**Supplied records:**
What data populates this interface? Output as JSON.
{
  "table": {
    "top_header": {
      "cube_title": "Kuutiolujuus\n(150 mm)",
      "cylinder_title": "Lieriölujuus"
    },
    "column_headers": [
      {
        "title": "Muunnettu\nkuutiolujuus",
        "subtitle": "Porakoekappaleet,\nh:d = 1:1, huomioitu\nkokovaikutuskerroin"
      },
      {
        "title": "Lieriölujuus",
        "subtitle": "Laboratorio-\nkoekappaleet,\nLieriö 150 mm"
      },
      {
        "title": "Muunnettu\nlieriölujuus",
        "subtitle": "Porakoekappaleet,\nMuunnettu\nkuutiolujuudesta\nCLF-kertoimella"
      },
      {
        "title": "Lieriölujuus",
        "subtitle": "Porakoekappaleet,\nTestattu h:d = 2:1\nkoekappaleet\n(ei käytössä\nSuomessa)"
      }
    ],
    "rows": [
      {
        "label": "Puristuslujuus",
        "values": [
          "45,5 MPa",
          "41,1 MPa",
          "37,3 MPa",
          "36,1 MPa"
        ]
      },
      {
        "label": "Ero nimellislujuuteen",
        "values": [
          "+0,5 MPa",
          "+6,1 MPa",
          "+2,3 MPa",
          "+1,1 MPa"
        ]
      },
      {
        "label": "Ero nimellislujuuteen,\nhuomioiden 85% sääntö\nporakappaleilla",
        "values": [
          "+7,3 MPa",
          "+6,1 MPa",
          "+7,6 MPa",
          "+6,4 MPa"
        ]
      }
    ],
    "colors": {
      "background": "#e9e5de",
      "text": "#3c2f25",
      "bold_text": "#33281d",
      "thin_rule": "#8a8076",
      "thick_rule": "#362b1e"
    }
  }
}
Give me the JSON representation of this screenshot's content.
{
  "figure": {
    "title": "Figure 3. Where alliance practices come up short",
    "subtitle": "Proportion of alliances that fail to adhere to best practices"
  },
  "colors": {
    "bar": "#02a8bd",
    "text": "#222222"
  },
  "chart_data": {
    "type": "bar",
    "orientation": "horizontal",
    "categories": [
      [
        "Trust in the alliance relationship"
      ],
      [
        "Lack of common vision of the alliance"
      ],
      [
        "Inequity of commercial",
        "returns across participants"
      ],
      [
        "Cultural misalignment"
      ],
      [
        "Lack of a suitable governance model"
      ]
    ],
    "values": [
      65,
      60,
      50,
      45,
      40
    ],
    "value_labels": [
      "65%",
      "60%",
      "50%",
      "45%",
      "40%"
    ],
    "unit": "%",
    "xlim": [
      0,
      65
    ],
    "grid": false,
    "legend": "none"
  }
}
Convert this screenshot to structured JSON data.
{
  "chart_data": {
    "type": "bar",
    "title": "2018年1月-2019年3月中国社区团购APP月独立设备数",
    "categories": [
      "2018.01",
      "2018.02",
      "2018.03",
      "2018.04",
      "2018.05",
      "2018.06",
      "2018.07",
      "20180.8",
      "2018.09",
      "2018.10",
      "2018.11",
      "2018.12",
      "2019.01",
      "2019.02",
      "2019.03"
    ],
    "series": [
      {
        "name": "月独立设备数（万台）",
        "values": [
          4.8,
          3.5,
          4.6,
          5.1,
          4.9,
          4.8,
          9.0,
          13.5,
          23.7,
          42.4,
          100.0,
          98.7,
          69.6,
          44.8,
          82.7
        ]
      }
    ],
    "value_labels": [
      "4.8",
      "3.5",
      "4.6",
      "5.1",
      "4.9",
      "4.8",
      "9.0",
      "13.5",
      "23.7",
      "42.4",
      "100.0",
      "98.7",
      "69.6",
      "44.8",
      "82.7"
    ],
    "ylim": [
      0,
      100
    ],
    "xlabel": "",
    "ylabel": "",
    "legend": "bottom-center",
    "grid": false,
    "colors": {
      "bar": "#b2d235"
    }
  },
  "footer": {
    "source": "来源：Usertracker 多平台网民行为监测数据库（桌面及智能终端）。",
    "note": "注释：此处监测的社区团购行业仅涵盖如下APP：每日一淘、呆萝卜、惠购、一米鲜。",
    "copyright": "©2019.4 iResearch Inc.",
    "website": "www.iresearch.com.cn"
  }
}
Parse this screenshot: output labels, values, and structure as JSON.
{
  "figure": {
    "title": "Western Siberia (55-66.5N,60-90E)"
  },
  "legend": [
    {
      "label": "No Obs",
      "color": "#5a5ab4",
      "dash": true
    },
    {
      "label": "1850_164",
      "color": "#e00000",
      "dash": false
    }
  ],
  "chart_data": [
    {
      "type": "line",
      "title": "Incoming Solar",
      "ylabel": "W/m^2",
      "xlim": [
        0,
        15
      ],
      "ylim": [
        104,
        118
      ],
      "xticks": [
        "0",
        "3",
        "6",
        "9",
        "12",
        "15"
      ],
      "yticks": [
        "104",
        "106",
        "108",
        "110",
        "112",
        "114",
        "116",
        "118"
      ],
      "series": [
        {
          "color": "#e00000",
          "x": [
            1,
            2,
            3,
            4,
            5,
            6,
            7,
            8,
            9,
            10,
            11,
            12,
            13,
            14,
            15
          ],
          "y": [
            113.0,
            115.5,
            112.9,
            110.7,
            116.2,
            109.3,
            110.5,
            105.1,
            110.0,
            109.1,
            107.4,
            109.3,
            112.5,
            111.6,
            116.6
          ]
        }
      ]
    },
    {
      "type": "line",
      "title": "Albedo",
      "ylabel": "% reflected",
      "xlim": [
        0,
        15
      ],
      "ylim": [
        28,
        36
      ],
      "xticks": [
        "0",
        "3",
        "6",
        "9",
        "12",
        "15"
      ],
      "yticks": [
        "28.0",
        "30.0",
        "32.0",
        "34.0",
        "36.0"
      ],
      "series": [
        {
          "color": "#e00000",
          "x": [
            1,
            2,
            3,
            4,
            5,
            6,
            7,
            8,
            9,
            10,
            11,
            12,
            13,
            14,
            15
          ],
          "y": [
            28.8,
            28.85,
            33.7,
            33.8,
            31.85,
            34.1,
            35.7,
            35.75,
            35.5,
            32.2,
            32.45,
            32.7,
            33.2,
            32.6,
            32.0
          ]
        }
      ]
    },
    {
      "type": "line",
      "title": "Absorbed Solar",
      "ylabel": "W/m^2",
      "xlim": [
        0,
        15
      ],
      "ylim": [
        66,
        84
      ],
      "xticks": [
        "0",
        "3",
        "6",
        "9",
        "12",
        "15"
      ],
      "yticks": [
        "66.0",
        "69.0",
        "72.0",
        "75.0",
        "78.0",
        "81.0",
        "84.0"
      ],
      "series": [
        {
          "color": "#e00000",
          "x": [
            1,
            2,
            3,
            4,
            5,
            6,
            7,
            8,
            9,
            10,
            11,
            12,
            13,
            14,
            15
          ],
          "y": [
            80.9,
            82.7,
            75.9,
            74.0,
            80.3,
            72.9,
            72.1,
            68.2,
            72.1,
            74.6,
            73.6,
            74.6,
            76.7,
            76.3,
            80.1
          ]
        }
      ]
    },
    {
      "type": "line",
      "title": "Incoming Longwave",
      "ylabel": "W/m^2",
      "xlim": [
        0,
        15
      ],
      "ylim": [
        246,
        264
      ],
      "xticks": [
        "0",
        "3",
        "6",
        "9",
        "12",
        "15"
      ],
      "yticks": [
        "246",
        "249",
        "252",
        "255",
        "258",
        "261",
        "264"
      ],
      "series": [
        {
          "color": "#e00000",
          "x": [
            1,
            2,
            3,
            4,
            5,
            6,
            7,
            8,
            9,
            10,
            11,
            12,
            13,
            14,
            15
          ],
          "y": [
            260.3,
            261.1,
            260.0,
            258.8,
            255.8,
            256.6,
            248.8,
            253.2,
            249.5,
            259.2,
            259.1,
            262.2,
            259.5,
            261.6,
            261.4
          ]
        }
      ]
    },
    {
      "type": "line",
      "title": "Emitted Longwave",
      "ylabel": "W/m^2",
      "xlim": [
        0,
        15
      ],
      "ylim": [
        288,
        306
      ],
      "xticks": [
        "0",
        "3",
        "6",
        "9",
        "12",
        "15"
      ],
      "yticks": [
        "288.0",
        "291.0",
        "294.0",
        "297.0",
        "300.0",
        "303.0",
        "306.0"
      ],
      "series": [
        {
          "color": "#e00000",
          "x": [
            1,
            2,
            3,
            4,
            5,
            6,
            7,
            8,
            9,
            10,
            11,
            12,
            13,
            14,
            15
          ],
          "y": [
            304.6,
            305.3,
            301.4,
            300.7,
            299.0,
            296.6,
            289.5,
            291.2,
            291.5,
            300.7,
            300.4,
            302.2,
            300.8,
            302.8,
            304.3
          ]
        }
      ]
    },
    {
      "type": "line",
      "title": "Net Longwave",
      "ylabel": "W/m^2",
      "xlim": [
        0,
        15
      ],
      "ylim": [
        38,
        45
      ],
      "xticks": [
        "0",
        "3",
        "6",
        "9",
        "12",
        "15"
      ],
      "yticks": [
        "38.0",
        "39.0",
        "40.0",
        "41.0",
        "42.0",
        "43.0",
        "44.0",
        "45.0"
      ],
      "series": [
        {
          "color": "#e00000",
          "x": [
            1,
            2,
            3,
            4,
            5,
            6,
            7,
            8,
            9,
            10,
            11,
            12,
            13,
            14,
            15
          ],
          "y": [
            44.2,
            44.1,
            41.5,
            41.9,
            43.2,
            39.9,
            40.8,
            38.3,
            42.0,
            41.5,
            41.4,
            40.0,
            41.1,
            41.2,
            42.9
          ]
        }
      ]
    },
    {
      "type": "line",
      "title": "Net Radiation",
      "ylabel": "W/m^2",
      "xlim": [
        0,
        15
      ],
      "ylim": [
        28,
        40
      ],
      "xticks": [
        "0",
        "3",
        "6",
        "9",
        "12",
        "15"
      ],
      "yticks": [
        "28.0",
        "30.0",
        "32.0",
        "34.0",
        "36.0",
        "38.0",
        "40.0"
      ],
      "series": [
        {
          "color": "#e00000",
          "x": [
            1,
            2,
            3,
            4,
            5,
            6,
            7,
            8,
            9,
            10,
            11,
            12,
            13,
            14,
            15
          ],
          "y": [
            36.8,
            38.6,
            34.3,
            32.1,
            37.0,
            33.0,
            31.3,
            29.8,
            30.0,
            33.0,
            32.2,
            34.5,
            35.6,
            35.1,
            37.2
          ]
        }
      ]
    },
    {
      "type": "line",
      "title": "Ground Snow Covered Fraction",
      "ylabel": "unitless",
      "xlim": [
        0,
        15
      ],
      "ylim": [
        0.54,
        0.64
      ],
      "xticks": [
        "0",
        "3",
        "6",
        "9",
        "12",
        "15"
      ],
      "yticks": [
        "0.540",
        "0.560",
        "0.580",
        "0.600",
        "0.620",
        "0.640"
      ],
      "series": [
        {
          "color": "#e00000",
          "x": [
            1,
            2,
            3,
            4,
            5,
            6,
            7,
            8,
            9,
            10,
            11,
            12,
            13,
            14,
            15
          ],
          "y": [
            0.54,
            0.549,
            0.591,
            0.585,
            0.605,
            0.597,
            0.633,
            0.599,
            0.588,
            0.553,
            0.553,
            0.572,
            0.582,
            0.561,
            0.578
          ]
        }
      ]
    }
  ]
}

**Short exercise:** Using the records above, copy each line that contains "JSON".

**Answer to the problem:**
What data populates this interface? Output as JSON.
Give me the JSON representation of this screenshot's content.
Convert this screenshot to structured JSON data.
Parse this screenshot: output labels, values, and structure as JSON.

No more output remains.